## Written exercise
Will you extract the entries word for word? Images should not appear in the copy.
══ Supplied entries
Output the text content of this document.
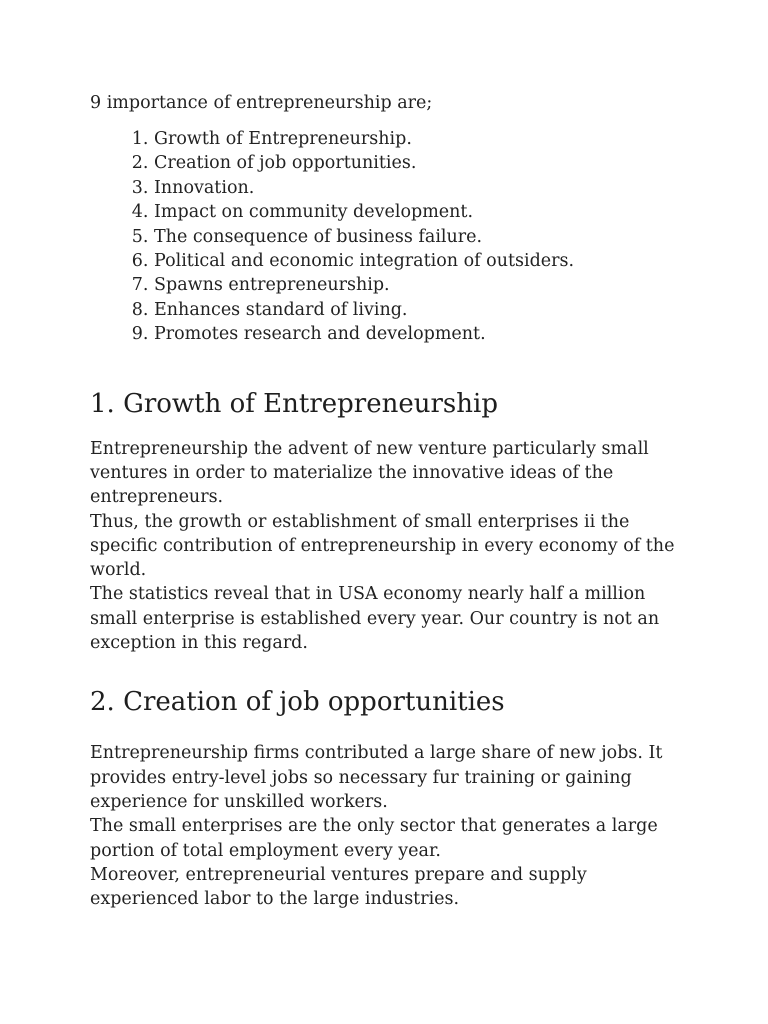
9 importance of entrepreneurship are;

1. Growth of Entrepreneurship.
2. Creation of job opportunities.
3. Innovation.
4. Impact on community development.
5. The consequence of business failure.
6. Political and economic integration of outsiders.
7. Spawns entrepreneurship.
8. Enhances standard of living.
9. Promotes research and development.
1. Growth of Entrepreneurship

Entrepreneurship the advent of new venture particularly small ventures in order to materialize the innovative ideas of the entrepreneurs.

Thus, the growth or establishment of small enterprises ii the specific contribution of entrepreneurship in every economy of the world.

The statistics reveal that in USA economy nearly half a million small enterprise is established every year. Our country is not an exception in this regard.

2. Creation of job opportunities

Entrepreneurship firms contributed a large share of new jobs. It provides entry-level jobs so necessary fur training or gaining experience for unskilled workers.

The small enterprises are the only sector that generates a large portion of total employment every year.

Moreover, entrepreneurial ventures prepare and supply experienced labor to the large industries.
════
## Written response
Output the text content of this document.
9 importance of entrepreneurship are;

1. Growth of Entrepreneurship.
2. Creation of job opportunities.
3. Innovation.
4. Impact on community development.
5. The consequence of business failure.
6. Political and economic integration of outsiders.
7. Spawns entrepreneurship.
8. Enhances standard of living.
9. Promotes research and development.
1. Growth of Entrepreneurship

Entrepreneurship the advent of new venture particularly small ventures in order to materialize the innovative ideas of the entrepreneurs.

Thus, the growth or establishment of small enterprises ii the specific contribution of entrepreneurship in every economy of the world.

The statistics reveal that in USA economy nearly half a million small enterprise is established every year. Our country is not an exception in this regard.

2. Creation of job opportunities

Entrepreneurship firms contributed a large share of new jobs. It provides entry-level jobs so necessary fur training or gaining experience for unskilled workers.

The small enterprises are the only sector that generates a large portion of total employment every year.

Moreover, entrepreneurial ventures prepare and supply experienced labor to the large industries.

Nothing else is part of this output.